(Stored entries)

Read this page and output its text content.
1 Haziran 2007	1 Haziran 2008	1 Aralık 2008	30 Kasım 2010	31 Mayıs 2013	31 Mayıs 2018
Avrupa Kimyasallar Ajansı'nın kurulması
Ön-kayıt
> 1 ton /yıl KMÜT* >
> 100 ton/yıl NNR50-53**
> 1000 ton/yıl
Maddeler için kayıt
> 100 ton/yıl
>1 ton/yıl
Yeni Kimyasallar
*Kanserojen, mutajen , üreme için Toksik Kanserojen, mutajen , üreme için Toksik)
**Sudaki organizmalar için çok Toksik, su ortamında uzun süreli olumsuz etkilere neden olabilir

• Work to do: Work out the number of lines in this listing that include the word "için". Reply with that number only.

• The answer: 3